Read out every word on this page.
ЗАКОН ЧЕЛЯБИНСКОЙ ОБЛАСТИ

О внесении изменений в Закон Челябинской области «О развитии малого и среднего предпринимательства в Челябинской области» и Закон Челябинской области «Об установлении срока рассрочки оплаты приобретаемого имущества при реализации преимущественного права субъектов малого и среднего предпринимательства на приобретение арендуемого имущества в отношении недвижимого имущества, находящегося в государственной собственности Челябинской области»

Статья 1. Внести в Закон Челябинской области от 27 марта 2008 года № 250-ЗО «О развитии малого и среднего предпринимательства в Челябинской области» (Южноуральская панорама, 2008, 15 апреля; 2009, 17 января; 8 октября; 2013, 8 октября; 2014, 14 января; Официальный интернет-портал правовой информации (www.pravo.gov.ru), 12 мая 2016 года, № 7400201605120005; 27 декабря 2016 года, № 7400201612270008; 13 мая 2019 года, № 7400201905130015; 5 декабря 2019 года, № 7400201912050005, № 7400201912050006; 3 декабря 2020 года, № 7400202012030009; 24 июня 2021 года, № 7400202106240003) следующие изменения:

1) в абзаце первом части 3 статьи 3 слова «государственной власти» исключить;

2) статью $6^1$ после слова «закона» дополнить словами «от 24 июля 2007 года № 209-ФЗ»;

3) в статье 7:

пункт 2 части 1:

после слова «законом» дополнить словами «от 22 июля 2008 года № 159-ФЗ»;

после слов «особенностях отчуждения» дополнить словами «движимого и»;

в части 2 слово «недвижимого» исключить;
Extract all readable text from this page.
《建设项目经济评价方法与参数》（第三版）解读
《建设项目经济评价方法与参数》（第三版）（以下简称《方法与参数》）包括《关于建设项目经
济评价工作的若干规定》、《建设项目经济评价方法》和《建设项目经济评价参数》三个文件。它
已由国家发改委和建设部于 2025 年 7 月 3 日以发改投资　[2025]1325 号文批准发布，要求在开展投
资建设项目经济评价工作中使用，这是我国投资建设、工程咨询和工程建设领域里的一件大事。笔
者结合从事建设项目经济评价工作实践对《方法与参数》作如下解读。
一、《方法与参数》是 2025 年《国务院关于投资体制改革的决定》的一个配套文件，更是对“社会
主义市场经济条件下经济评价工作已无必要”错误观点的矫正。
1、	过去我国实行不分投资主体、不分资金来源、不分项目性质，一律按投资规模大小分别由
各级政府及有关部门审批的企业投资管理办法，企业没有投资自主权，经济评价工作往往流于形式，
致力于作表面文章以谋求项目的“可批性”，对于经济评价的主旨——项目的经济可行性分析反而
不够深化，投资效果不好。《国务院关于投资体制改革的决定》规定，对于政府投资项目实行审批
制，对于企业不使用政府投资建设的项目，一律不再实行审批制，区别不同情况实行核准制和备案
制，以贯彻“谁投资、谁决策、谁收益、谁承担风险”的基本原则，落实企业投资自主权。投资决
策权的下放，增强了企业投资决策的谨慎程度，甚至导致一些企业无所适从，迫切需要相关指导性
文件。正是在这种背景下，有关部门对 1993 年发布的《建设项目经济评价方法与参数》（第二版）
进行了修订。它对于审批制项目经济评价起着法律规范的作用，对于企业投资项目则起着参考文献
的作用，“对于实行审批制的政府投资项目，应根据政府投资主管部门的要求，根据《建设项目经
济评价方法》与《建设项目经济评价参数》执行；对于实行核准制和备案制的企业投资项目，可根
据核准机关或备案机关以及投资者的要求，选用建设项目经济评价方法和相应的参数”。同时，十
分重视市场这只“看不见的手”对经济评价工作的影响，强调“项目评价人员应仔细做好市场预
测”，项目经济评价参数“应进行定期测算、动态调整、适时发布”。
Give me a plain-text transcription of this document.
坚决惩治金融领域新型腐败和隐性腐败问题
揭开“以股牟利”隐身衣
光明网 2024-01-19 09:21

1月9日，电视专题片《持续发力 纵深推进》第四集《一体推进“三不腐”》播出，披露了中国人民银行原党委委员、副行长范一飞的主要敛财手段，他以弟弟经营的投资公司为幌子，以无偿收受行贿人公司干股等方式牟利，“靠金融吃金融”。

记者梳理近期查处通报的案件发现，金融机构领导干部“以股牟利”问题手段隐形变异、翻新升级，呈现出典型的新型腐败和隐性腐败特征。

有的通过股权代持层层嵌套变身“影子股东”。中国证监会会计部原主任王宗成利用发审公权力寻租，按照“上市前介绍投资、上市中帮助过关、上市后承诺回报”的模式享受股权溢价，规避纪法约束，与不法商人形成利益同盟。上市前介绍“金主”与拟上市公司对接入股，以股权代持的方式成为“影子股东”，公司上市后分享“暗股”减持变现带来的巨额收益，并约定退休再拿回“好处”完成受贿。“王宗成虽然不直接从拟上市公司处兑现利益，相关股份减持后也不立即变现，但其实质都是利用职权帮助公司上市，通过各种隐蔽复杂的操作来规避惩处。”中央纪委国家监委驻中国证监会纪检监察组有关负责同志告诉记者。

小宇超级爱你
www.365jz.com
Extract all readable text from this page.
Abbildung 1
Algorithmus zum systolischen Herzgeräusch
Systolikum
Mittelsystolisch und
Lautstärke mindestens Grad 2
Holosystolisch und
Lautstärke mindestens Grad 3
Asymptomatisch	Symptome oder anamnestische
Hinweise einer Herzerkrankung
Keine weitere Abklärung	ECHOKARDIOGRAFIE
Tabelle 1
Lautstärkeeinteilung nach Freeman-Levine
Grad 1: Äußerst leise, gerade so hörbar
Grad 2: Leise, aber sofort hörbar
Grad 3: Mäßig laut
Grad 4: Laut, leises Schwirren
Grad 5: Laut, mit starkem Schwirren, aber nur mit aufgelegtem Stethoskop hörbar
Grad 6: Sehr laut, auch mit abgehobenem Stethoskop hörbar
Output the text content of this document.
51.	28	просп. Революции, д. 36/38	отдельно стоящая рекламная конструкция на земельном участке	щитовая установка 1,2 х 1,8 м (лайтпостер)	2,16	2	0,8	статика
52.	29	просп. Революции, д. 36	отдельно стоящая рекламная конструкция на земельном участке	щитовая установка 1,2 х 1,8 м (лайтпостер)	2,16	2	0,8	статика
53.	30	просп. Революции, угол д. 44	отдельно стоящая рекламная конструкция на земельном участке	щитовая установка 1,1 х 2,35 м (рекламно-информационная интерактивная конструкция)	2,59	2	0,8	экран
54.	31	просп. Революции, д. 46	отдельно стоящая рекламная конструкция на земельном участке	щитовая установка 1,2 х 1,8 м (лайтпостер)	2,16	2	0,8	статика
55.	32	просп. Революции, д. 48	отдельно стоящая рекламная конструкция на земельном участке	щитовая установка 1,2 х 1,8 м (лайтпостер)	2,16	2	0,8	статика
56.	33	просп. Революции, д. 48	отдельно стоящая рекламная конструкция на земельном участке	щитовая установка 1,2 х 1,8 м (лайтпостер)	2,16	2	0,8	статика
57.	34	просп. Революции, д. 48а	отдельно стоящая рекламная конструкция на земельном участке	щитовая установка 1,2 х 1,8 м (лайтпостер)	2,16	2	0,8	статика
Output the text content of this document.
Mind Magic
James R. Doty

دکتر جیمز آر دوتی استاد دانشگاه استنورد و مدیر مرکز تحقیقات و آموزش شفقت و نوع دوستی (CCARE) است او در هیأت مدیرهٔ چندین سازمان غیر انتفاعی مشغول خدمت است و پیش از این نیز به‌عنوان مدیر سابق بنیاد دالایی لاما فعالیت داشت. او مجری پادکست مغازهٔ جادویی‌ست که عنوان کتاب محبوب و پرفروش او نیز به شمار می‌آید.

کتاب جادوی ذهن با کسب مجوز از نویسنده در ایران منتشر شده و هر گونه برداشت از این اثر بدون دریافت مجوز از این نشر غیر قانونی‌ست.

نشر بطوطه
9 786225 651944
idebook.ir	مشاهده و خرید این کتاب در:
══════
_EXERCISE TASK:_ Search the records for the word "建设项目经济评价参数" and copy every line where it occurs.

_THE REPLY:_
济评价工作的若干规定》、《建设项目经济评价方法》和《建设项目经济评价参数》三个文件。它
济评价方法》与《建设项目经济评价参数》执行；对于实行核准制和备案制的企业投资项目，可根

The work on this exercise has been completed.